Materials provided >>
————

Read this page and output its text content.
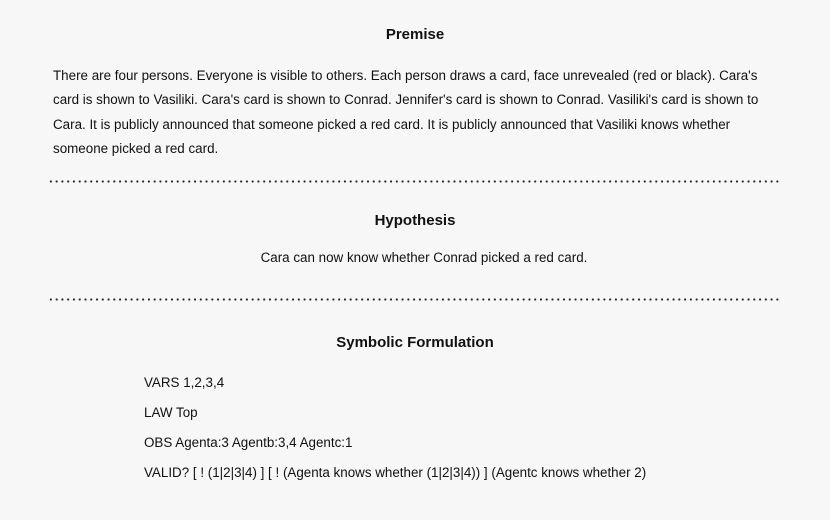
Premise

There are four persons. Everyone is visible to others. Each person draws a card, face unrevealed (red or black). Cara's card is shown to Vasiliki. Cara's card is shown to Conrad. Jennifer's card is shown to Conrad. Vasiliki's card is shown to Cara. It is publicly announced that someone picked a red card. It is publicly announced that Vasiliki knows whether someone picked a red card.

Hypothesis

Cara can now know whether Conrad picked a red card.

Symbolic Formulation
VARS 1,2,3,4
LAW Top
OBS Agenta:3 Agentb:3,4 Agentc:1
VALID? [ ! (1|2|3|4) ] [ ! (Agenta knows whether (1|2|3|4)) ] (Agentc knows whether 2)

————

Task to complete >> Going through the entries above, tally each line that has the word "Agentc". Answer with the number only.

Correct result >> 2